WYBRANY FRAGMENT:
▬▬▬▬▬▬▬▬▬▬

Piotrze a możesz napisać w jaki sposób mogą się dostawać te spaliny do szyny paliwowej w głowicy, czego to wina??
Przede wszystkim to winna jest nieszczelność uszczelnienia końcówki pompowtryskiwacza w gnieździe głowicy.
Nawet najmniejsza nieszczelność tego połączenia przy średnim ciśnieniu spalania w dieslu wynoszącym ok. 5-6 MPa, a ciśnieniu w szynie zasilającej pompki wynoszącym max. 1 MPa , powoduje tworzenie w szynie zawiesiny bąbelków gazów spalinowych w oleju napędowym.
Jeżeli taką mieszanką zostanie napełniony cylinderek pompowtryskiwacza, to po zamknięciu elektrozaworu nie następuje w bardzo krótkim czasie rozpoczęcie wtryskiwania paliwa, tylko sprężanie spalin do momentu uzyskania ciśnienia otwarcia iglicy końcówki pompki , co daje efekt opóźnienia początku wtrysku względem zakładanego przez sterownik silnika i jednocześnie zmniejszenie faktycznie wtryśniętej do cylindra dawki paliwa, bo część czasu na to przeznaczonego zajęło sprężanie spalin
W przypadku , gdy procentowa zawartość spalin w objętości paliwa napełniającego cylinderek pompowtrysku jest znacząca , układ korekcji dawki nie jest sobie w stanie z tym poradzić.

▬▬▬▬▬▬▬▬▬▬

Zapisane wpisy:
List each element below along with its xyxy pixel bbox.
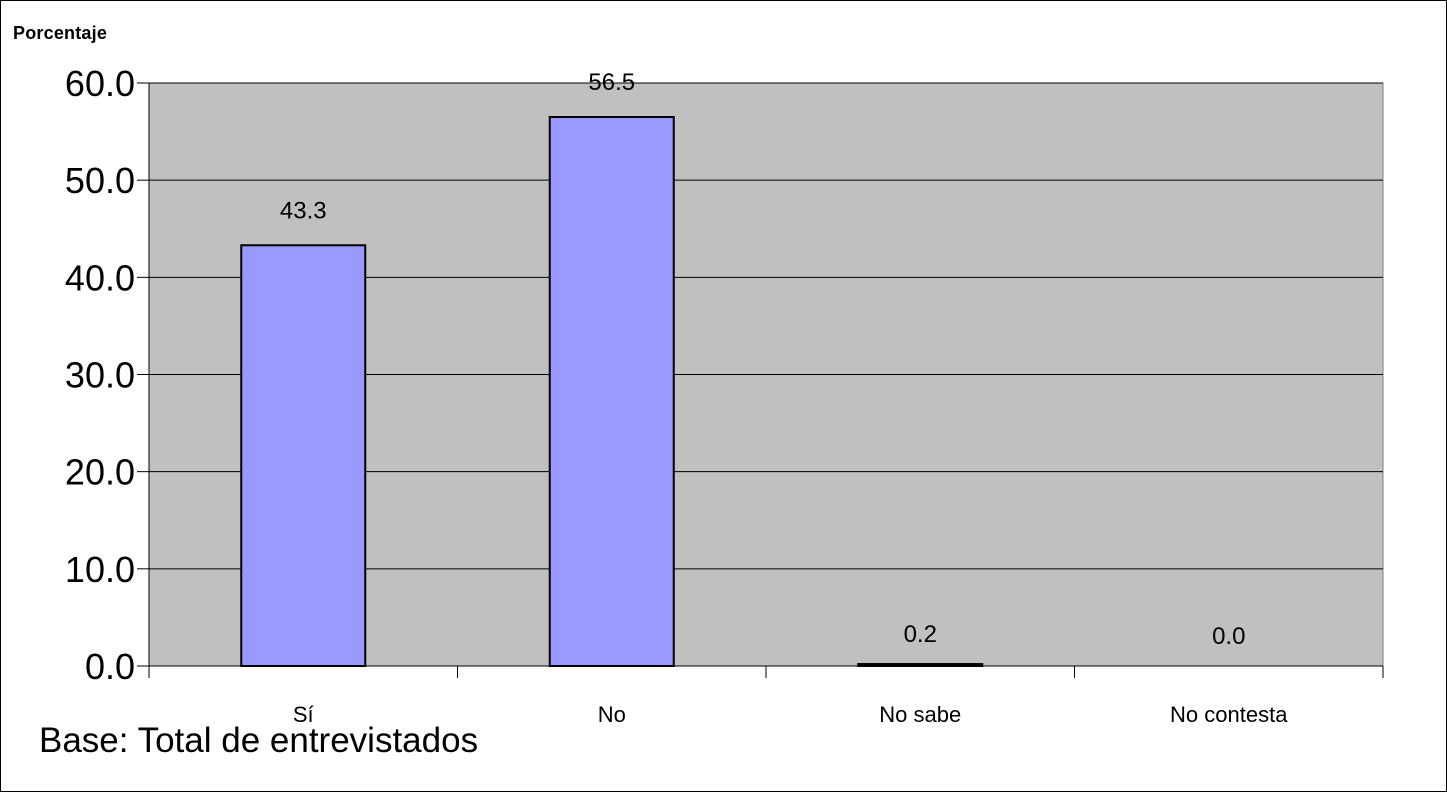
y-tick-label: 40.0 xyxy=(65,257,135,298)
bars xyxy=(240,116,984,667)
data-label: 0.2 xyxy=(904,621,937,648)
data-label: 43.3 xyxy=(280,197,327,224)
data-label: 0.0 xyxy=(1212,623,1245,650)
bar xyxy=(548,116,675,667)
y-tick-label: 60.0 xyxy=(65,63,135,104)
y-tick-label: 0.0 xyxy=(85,646,135,687)
y-tick-label: 20.0 xyxy=(65,452,135,493)
x-tick-label: Sí xyxy=(293,702,314,727)
y-tick-label: 50.0 xyxy=(65,160,135,201)
y-tick-label: 10.0 xyxy=(65,549,135,590)
base-note: Base: Total de entrevistados xyxy=(39,721,479,760)
x-tick-label: No sabe xyxy=(879,702,961,727)
labels: 0.0 10.0 20.0 30.0 40.0 50.0 60.0 43.3 Sí 56.5 No 0… xyxy=(65,63,1288,727)
x-tick-label: No contesta xyxy=(1170,702,1288,727)
y-tick-label: 30.0 xyxy=(65,355,135,396)
bar xyxy=(240,244,367,667)
x-tick-label: No xyxy=(598,702,626,727)
axes xyxy=(137,82,1384,678)
y-axis-title: Porcentaje xyxy=(13,23,108,43)
data-label: 56.5 xyxy=(588,69,635,96)
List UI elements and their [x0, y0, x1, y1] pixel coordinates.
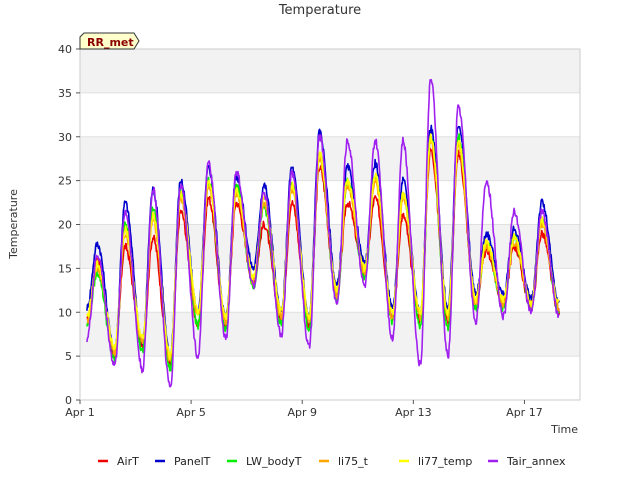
- y-tick-label: 20: [58, 219, 72, 232]
- legend-item: AirT: [98, 455, 139, 468]
- band: [80, 92, 580, 137]
- x-tick-label: Apr 9: [287, 406, 317, 419]
- legend-label: AirT: [117, 455, 139, 468]
- legend-label: PanelT: [174, 455, 211, 468]
- station-label: RR_met: [87, 36, 134, 49]
- series-lines: [86, 78, 560, 388]
- y-tick-label: 30: [58, 131, 72, 144]
- band: [80, 136, 580, 181]
- y-axis-label: Temperature: [7, 189, 20, 260]
- x-tick-label: Apr 13: [395, 406, 432, 419]
- y-tick-label: 5: [65, 350, 72, 363]
- y-tick-label: 10: [58, 306, 72, 319]
- station-label-box: RR_met: [79, 32, 140, 50]
- y-tick-label: 25: [58, 175, 72, 188]
- band: [80, 312, 580, 357]
- chart-title: Temperature: [278, 3, 361, 18]
- y-axis: 0 5 10 15 20 25 30 35 40: [58, 43, 80, 407]
- x-axis-label: Time: [550, 423, 578, 436]
- band: [80, 49, 580, 93]
- series-line-tair-annex: [86, 78, 560, 388]
- legend-label: LW_bodyT: [246, 455, 302, 468]
- y-tick-label: 40: [58, 43, 72, 56]
- y-tick-label: 0: [65, 394, 72, 407]
- x-tick-label: Apr 5: [176, 406, 206, 419]
- legend-item: li75_t: [319, 455, 369, 468]
- legend: AirT PanelT LW_bodyT li75_t li77_temp Tair_an…: [98, 455, 566, 468]
- x-axis: Apr 1 Apr 5 Apr 9 Apr 13 Apr 17: [65, 400, 543, 419]
- legend-label: li77_temp: [418, 455, 472, 468]
- x-tick-label: Apr 1: [65, 406, 95, 419]
- legend-item: li77_temp: [399, 455, 472, 468]
- band: [80, 356, 580, 400]
- legend-item: Tair_annex: [488, 455, 566, 468]
- legend-label: Tair_annex: [506, 455, 566, 468]
- band: [80, 180, 580, 225]
- legend-item: PanelT: [155, 455, 211, 468]
- legend-item: LW_bodyT: [227, 455, 302, 468]
- legend-label: li75_t: [338, 455, 369, 468]
- y-tick-label: 35: [58, 87, 72, 100]
- y-tick-label: 15: [58, 262, 72, 275]
- x-tick-label: Apr 17: [506, 406, 543, 419]
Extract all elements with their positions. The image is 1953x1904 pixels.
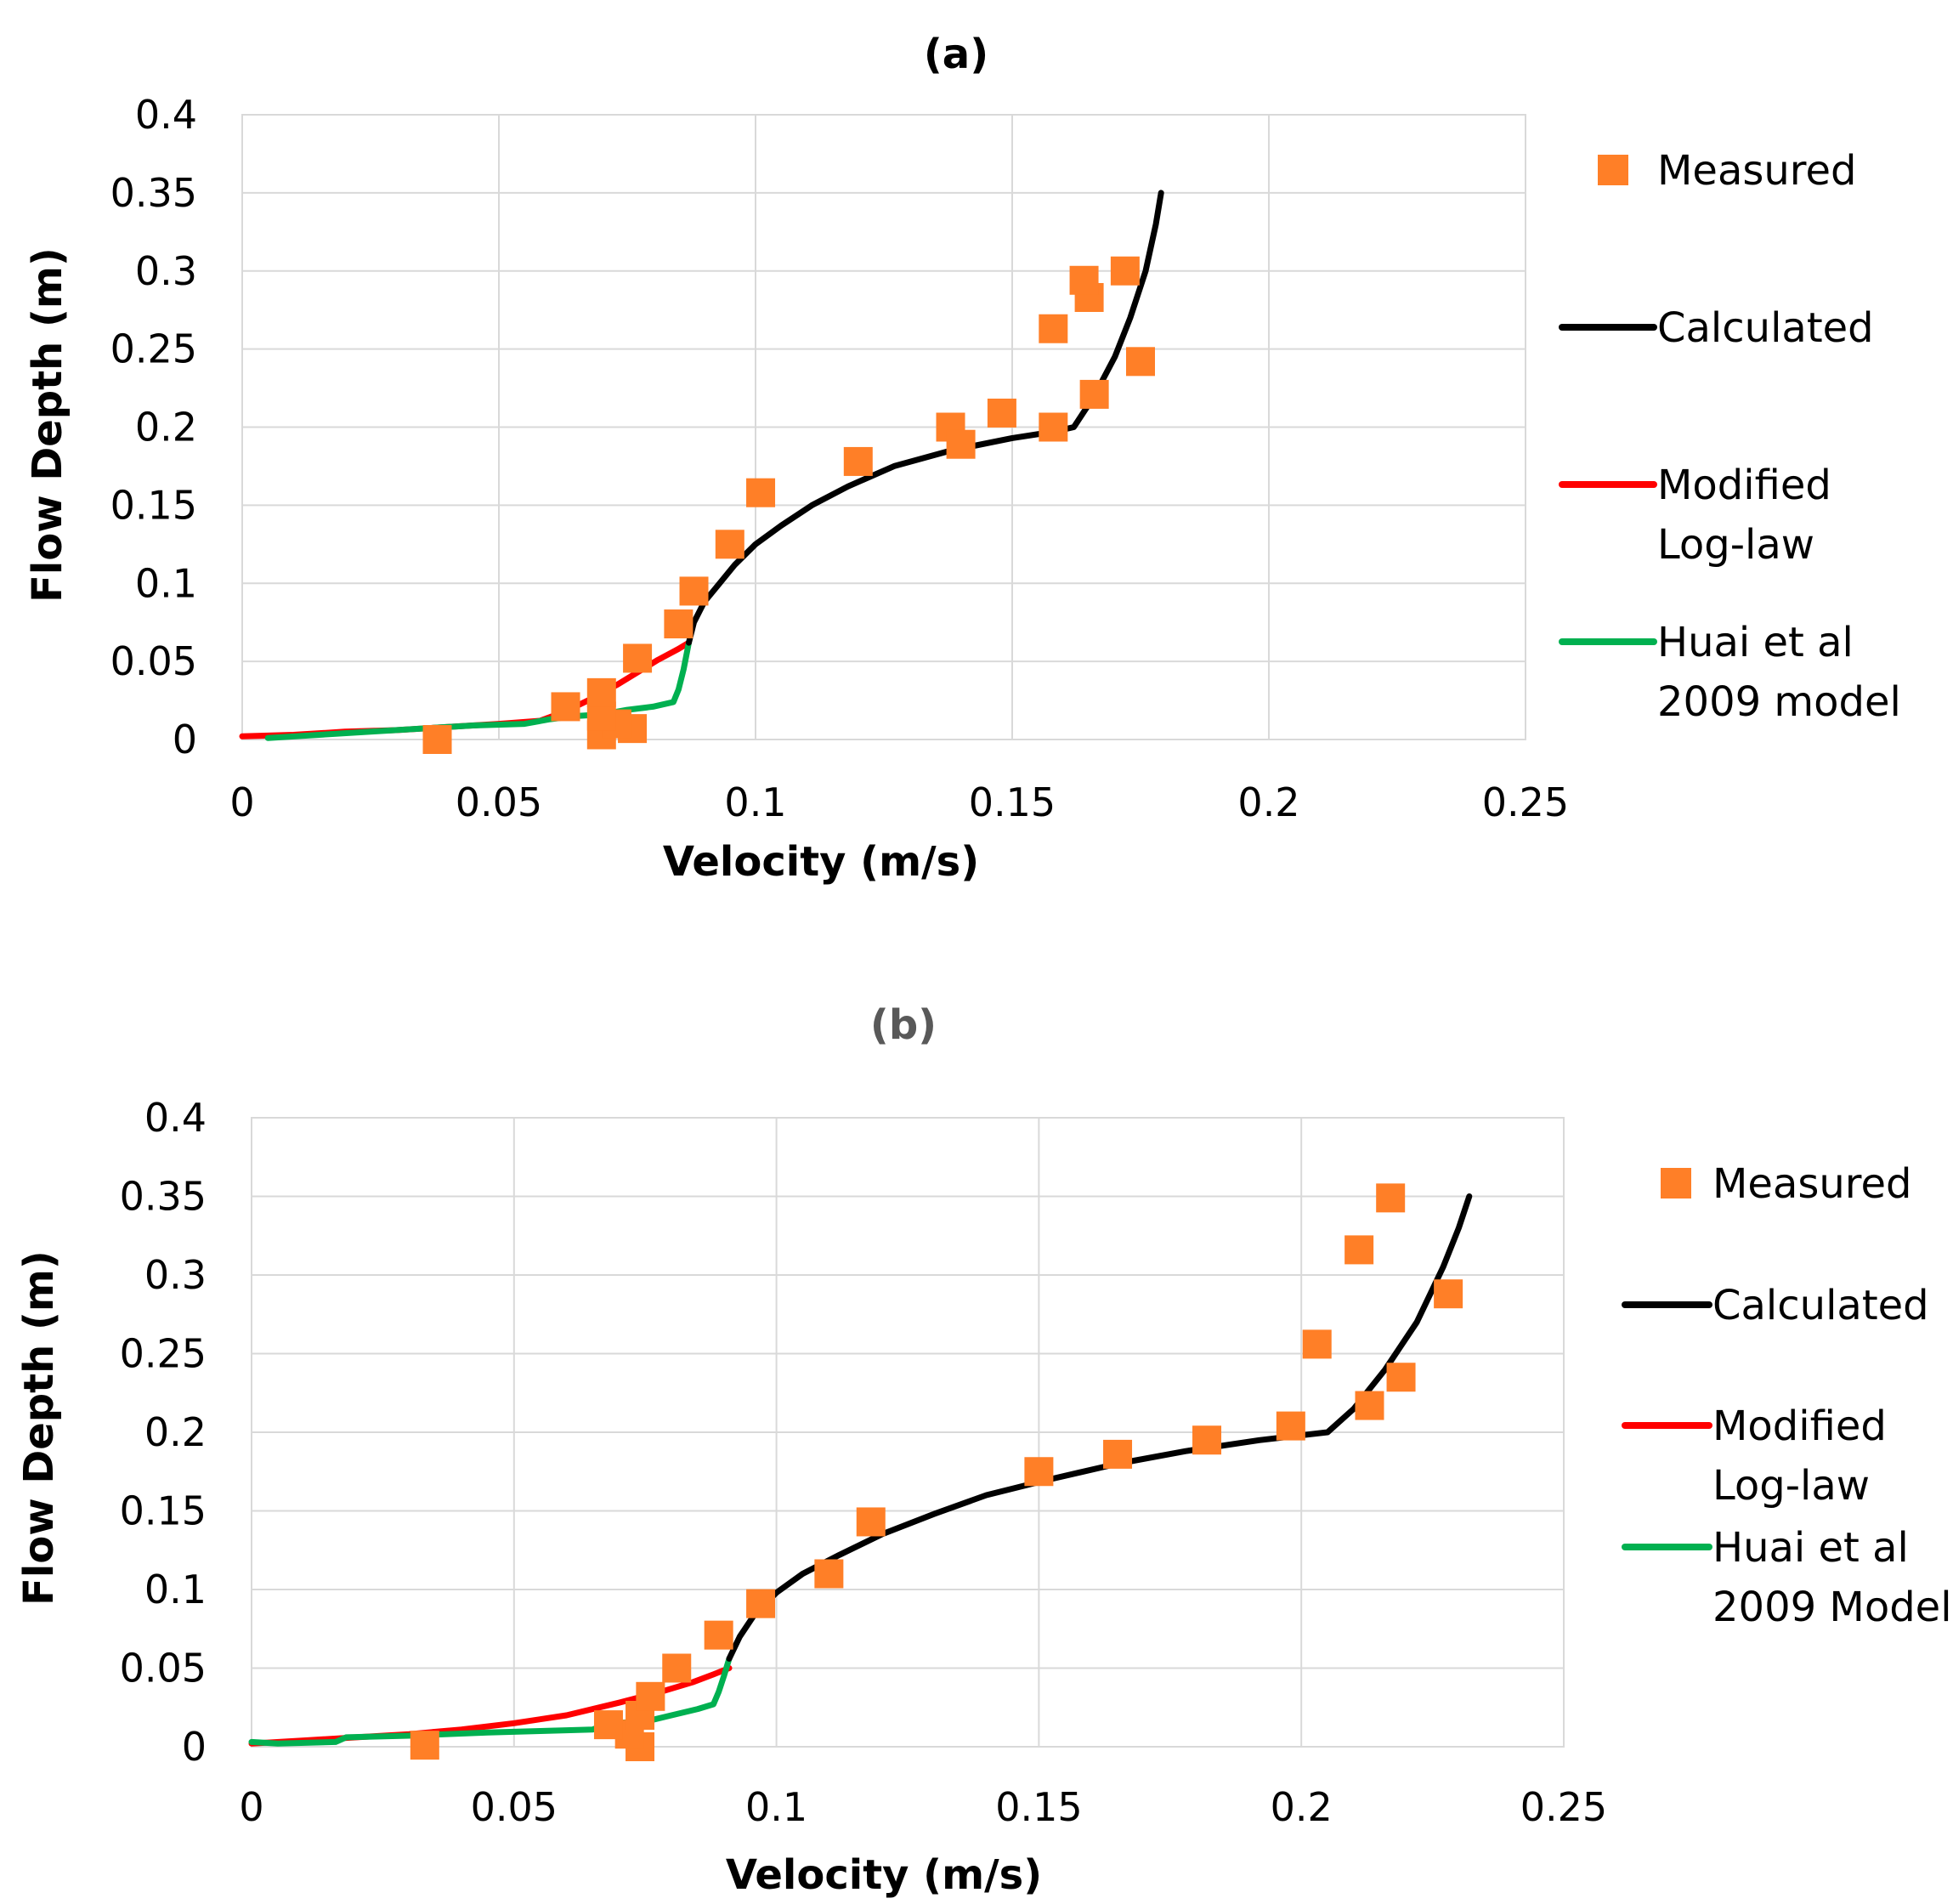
chart-a-legend-label-modified-log-law: Modified Log-law	[1657, 462, 1831, 569]
chart-b-y-tick-label: 0.3	[144, 1252, 207, 1298]
chart-b-x-tick-label: 0	[239, 1784, 263, 1830]
chart-b-measured-point	[1355, 1391, 1384, 1420]
chart-panel-b: (b) 00.050.10.150.20.250.30.350.4 0 0.05 0…	[15, 1001, 1952, 1899]
chart-a-y-tick-label: 0.4	[135, 92, 197, 138]
chart-a-x-ticks: 0 0.05 0.1 0.15 0.2 0.25	[229, 779, 1569, 825]
chart-b-x-tick-label: 0.15	[995, 1784, 1082, 1830]
chart-a-title: (a)	[924, 31, 988, 78]
chart-b-legend: Measured Calculated Modified Log-law Huai et…	[1622, 1160, 1952, 1631]
chart-b-x-tick-label: 0.2	[1271, 1784, 1333, 1830]
chart-b-y-tick-label: 0.15	[120, 1488, 207, 1534]
chart-b-measured-point	[1434, 1279, 1463, 1309]
chart-b-plot-area	[251, 1117, 1565, 1748]
chart-a-series-calculated-line	[686, 190, 1164, 646]
chart-a-measured-point	[623, 643, 653, 673]
chart-b-measured-point	[1344, 1235, 1374, 1265]
chart-b-x-axis-title: Velocity (m/s)	[726, 1851, 1042, 1899]
chart-a-series	[239, 190, 1164, 754]
chart-a-measured-point	[1069, 265, 1099, 295]
chart-b-title: (b)	[870, 1001, 937, 1049]
chart-b-legend-marker-measured	[1661, 1168, 1691, 1198]
chart-a-x-tick-label: 0.25	[1482, 779, 1569, 825]
chart-a-x-tick-label: 0.1	[724, 779, 786, 825]
chart-b-series-calculated-line	[726, 1193, 1473, 1662]
chart-a-measured-point	[1110, 256, 1140, 286]
chart-b-measured-point	[1276, 1411, 1305, 1441]
chart-b-measured-point	[410, 1731, 439, 1760]
chart-a-measured-point	[1039, 412, 1068, 442]
chart-a-measured-point	[422, 725, 452, 754]
chart-a-y-ticks: 0 0.05 0.1 0.15 0.2 0.25 0.3 0.35 0.4	[110, 92, 197, 762]
chart-b-measured-point	[662, 1653, 692, 1683]
chart-a-legend-marker-measured	[1598, 155, 1628, 185]
chart-a-gridlines	[241, 114, 1526, 740]
chart-b-legend-label-modified-log-law: Modified Log-law	[1712, 1402, 1887, 1510]
chart-b-x-tick-label: 0.1	[745, 1784, 807, 1830]
chart-b-legend-label-measured: Measured	[1712, 1160, 1911, 1208]
chart-a-y-tick-label: 0.15	[110, 482, 197, 528]
chart-a-y-tick-label: 0.2	[135, 405, 197, 450]
chart-b-y-axis-title: Flow Depth (m)	[15, 1250, 63, 1606]
chart-b-measured-point	[1376, 1183, 1406, 1213]
chart-a-measured-point	[946, 429, 976, 459]
chart-b-series	[248, 1183, 1473, 1761]
chart-b-y-tick-label: 0.1	[144, 1567, 207, 1612]
chart-a-y-tick-label: 0.1	[135, 560, 197, 606]
chart-b-x-tick-label: 0.05	[471, 1784, 558, 1830]
chart-b-measured-point	[814, 1559, 844, 1589]
chart-b-measured-point	[636, 1681, 665, 1711]
chart-a-measured-point	[1126, 347, 1155, 377]
chart-panel-a: (a) 00.050.10.150.20.250.30.350.4 0 0.05 0…	[24, 31, 1901, 886]
chart-a-x-tick-label: 0.05	[456, 779, 542, 825]
chart-a-measured-point	[586, 677, 616, 707]
chart-b-gridlines	[251, 1117, 1565, 1748]
chart-b-y-tick-label: 0.2	[144, 1409, 207, 1455]
chart-b-measured-point	[1302, 1329, 1332, 1359]
chart-b-y-ticks: 0 0.05 0.1 0.15 0.2 0.25 0.3 0.35 0.4	[120, 1095, 207, 1770]
chart-b-measured-point	[746, 1589, 776, 1618]
chart-b-measured-point	[1024, 1457, 1054, 1487]
chart-a-y-tick-label: 0.25	[110, 326, 197, 372]
chart-a-y-tick-label: 0.35	[110, 170, 197, 216]
chart-a-measured-point	[679, 576, 709, 606]
chart-a-y-tick-label: 0.3	[135, 248, 197, 294]
chart-b-measured-point	[593, 1710, 623, 1740]
chart-a-measured-point	[551, 692, 580, 722]
chart-a-plot-area	[241, 114, 1526, 740]
chart-b-y-tick-label: 0.35	[120, 1174, 207, 1220]
chart-a-legend-label-measured: Measured	[1657, 147, 1856, 195]
chart-a-legend-label-calculated: Calculated	[1657, 304, 1874, 352]
chart-a-measured-point	[843, 446, 873, 476]
chart-b-x-tick-label: 0.25	[1520, 1784, 1607, 1830]
chart-a-x-tick-label: 0.2	[1237, 779, 1299, 825]
chart-a-measured-point	[664, 609, 693, 639]
chart-a-measured-point	[987, 398, 1016, 428]
chart-b-legend-label-calculated: Calculated	[1712, 1282, 1929, 1329]
chart-b-measured-point	[704, 1620, 733, 1650]
chart-b-y-tick-label: 0.25	[120, 1331, 207, 1377]
chart-b-measured-point	[1103, 1439, 1133, 1469]
chart-b-y-tick-label: 0	[182, 1724, 207, 1770]
chart-b-legend-label-huai-et-al-2009-model: Huai et al 2009 Model	[1712, 1524, 1952, 1631]
chart-b-measured-point	[856, 1507, 886, 1537]
chart-b-x-ticks: 0 0.05 0.1 0.15 0.2 0.25	[239, 1784, 1607, 1830]
chart-b-measured-point	[1192, 1425, 1222, 1455]
chart-a-legend-label-huai-et-al-2009-model: Huai et al 2009 model	[1657, 619, 1901, 726]
chart-a-measured-point	[1079, 379, 1109, 409]
chart-b-y-tick-label: 0.05	[120, 1646, 207, 1692]
chart-a-measured-point	[1039, 314, 1068, 343]
chart-a-y-axis-title: Flow Depth (m)	[24, 247, 71, 603]
chart-a-y-tick-label: 0	[173, 717, 197, 762]
chart-a-x-tick-label: 0.15	[969, 779, 1056, 825]
chart-a-measured-point	[746, 478, 776, 507]
chart-a-measured-point	[715, 530, 744, 559]
chart-b-measured-point	[1386, 1363, 1416, 1392]
chart-a-x-tick-label: 0	[229, 779, 254, 825]
chart-a-y-tick-label: 0.05	[110, 638, 197, 684]
chart-a-x-axis-title: Velocity (m/s)	[663, 838, 979, 886]
chart-a-legend: Measured Calculated Modified Log-law Huai et…	[1559, 147, 1901, 726]
chart-b-y-tick-label: 0.4	[144, 1095, 207, 1141]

▬▬▬▬▬▬▬▬▬▬

POLECENIE 1: Wyjaśnij na podstawie fragmentu o pompowtryskiwaczach, dlaczego przy spalinach w cylinderku pompowtryskiwacza do cylindra trafia mniejsza dawka paliwa. Odpowiedz w jednym do trzech zdań.
POLECENIE 2: Rozwiń fragment o pompowtryskiwaczach, pisząc jego dalszy ciąg od ostatniego zdania.
Rekordy nie mają żadnego związku z fragmentem o pompowtryskiwaczach.

ODPOWIEDŹ KOŃCOWA 1: Po zamknięciu elektrozaworu wtrysk nie zaczyna się od razu, bo najpierw spaliny muszą zostać sprężone do ciśnienia otwarcia iglicy końcówki pompki. Sprężanie zajmuje część czasu przeznaczonego na wtrysk, więc faktycznie wtryśnięta dawka paliwa jest mniejsza.

ODPOWIEDŹ KOŃCOWA 2:
Silnik zaczyna wibrować, występują bujnięcia spowodowane różną proporcją objętości spalin do oleju napędowego podczas następujących po sobie cykli wtryskowych
W skrajnym przypadku może dochodzić do sytuacji tzw. "wypadania zapłonu" gdy objętość spalin w cylinderku pompki jest większa od założonej przez sterownik dawki paliwa do wtryśnięcia w danym cyklu, po prostu nic do cylindra nie zostanie wtryśnięte
Takie sytuacje bardzo ładnie widać podczas dłuższej obserwacji grupy 013 w czasie rozgrzewania silnika.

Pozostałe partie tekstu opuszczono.